◆ Task:
Every line of the material is to be repeated exactly as it stands.

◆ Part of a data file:
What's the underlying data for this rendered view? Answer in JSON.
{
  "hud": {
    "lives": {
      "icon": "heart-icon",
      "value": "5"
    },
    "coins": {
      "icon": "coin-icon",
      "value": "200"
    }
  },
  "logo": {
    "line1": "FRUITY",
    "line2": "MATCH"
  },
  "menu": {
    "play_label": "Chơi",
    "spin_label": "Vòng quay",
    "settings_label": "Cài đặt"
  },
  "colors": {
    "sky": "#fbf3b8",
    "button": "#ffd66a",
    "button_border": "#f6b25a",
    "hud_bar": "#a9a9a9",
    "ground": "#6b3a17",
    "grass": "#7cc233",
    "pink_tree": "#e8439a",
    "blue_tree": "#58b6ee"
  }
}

◆ Exercise answer:
What's the underlying data for this rendered view? Answer in JSON.
{
  "hud": {
    "lives": {
      "icon": "heart-icon",
      "value": "5"
    },
    "coins": {
      "icon": "coin-icon",
      "value": "200"
    }
  },
  "logo": {
    "line1": "FRUITY",
    "line2": "MATCH"
  },
  "menu": {
    "play_label": "Chơi",
    "spin_label": "Vòng quay",
    "settings_label": "Cài đặt"
  },
  "colors": {
    "sky": "#fbf3b8",
    "button": "#ffd66a",
    "button_border": "#f6b25a",
    "hud_bar": "#a9a9a9",
    "ground": "#6b3a17",
    "grass": "#7cc233",
    "pink_tree": "#e8439a",
    "blue_tree": "#58b6ee"
  }
}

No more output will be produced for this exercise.